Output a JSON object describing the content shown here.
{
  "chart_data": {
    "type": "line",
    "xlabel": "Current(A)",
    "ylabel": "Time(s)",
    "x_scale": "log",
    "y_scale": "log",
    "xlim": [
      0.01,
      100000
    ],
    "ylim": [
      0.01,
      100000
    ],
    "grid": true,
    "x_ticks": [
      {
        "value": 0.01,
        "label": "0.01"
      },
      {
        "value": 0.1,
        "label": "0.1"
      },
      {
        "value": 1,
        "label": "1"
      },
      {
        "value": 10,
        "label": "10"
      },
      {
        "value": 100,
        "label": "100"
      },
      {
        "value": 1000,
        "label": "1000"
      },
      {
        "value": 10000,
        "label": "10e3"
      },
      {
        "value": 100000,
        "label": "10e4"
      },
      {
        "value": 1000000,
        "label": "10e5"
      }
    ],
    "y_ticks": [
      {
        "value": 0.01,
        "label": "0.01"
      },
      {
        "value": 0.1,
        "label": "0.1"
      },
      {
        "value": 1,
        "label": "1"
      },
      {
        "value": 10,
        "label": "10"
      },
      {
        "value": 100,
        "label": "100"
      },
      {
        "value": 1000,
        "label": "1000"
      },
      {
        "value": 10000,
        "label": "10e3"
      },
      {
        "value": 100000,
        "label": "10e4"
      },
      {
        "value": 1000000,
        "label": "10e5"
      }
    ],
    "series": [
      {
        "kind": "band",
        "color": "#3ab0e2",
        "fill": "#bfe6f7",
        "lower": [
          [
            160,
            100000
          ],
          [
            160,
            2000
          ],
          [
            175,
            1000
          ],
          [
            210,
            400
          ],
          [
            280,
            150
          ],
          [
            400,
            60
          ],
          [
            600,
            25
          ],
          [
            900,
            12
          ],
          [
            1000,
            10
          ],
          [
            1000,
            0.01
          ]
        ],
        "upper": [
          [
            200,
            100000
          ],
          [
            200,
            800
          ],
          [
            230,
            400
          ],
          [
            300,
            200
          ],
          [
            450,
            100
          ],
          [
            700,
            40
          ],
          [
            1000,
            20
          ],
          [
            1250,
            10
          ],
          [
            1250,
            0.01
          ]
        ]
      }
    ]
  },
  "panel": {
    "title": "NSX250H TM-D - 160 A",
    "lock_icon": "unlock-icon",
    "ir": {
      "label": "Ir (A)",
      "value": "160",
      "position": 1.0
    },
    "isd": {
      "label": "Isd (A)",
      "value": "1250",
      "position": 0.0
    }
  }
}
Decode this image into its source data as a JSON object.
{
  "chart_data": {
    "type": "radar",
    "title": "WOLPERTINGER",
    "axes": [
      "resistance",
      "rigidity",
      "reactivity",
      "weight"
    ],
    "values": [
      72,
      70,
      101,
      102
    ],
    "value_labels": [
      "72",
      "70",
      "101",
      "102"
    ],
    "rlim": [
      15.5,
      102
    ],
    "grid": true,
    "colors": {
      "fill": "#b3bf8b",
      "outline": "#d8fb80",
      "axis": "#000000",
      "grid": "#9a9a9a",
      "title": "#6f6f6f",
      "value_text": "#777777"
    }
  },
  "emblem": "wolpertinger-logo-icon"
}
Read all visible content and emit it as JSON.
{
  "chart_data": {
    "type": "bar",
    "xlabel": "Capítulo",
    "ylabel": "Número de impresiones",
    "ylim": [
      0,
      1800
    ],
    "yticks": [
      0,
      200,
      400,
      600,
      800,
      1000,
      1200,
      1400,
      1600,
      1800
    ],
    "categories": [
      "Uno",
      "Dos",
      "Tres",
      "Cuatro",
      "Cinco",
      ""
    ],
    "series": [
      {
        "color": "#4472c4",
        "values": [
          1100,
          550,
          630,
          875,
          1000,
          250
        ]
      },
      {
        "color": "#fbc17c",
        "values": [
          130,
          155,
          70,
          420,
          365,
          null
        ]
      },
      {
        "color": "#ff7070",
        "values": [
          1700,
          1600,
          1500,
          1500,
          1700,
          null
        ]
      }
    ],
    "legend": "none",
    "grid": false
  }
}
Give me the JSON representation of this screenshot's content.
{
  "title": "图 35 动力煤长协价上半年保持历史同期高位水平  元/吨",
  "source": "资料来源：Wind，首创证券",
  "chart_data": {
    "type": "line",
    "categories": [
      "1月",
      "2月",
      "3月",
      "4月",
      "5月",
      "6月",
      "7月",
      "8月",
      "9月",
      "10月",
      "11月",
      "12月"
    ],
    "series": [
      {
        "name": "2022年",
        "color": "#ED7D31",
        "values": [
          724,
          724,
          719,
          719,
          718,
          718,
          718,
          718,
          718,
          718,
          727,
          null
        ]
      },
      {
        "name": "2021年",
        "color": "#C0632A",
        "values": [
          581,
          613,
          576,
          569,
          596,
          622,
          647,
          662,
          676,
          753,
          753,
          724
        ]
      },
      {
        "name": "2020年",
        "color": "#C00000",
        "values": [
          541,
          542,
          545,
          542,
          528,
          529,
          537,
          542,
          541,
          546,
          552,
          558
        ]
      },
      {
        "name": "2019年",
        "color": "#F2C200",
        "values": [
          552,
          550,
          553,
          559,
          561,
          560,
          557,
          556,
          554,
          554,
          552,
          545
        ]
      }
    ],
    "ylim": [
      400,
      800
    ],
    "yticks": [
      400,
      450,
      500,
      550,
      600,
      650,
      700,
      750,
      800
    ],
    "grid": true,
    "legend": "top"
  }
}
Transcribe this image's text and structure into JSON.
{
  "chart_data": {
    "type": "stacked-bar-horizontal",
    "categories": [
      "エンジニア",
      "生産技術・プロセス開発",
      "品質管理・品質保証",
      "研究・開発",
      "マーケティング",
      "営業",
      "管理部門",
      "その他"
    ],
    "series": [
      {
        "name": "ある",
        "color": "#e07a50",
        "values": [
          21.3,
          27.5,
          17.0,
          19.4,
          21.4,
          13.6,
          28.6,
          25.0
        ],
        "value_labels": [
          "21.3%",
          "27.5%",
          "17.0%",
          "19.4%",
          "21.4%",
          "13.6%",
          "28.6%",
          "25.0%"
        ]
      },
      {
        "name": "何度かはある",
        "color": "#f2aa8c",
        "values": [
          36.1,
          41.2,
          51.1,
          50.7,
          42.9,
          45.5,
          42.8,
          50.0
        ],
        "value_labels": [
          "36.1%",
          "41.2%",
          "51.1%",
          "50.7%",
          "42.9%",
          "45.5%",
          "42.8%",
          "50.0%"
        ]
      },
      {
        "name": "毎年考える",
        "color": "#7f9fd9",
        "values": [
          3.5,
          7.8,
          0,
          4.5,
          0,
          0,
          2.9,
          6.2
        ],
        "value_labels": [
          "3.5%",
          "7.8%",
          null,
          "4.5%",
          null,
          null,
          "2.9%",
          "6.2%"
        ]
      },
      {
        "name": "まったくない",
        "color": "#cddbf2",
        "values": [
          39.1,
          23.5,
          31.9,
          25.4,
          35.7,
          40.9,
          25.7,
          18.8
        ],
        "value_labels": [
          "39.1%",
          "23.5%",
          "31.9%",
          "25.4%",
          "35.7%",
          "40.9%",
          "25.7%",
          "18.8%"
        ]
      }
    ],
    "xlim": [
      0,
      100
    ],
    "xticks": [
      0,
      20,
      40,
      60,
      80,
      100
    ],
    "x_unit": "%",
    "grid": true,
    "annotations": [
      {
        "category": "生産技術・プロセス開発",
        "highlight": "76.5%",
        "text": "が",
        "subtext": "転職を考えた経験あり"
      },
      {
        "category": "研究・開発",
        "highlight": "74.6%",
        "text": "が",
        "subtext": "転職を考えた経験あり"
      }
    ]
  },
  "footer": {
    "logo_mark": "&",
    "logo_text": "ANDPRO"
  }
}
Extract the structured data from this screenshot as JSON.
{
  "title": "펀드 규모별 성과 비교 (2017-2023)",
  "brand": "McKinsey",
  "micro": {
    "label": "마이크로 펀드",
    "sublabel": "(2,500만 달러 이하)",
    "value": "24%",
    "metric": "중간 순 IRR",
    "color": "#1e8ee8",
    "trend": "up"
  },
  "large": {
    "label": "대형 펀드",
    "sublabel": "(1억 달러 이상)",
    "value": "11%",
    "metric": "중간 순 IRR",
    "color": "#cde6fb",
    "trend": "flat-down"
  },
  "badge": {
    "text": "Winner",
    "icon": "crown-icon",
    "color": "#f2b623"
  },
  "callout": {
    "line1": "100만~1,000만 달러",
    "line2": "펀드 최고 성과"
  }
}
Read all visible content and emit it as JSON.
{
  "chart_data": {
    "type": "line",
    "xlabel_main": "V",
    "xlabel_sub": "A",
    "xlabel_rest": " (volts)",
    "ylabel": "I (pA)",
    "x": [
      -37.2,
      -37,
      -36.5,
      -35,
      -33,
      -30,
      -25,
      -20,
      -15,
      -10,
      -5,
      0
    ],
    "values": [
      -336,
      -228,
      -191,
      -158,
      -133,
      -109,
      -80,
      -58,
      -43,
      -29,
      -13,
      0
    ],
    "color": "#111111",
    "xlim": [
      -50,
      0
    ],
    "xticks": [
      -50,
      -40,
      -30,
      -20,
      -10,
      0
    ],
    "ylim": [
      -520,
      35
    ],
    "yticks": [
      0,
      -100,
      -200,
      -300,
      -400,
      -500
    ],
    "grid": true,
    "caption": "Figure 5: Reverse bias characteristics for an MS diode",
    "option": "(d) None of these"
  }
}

☆ ☆ ☆ ☆ ☆

### What the exercise asks
Check each line of the data above for the string "ylabel" and report only how many lines have it.

### Answer to this task
3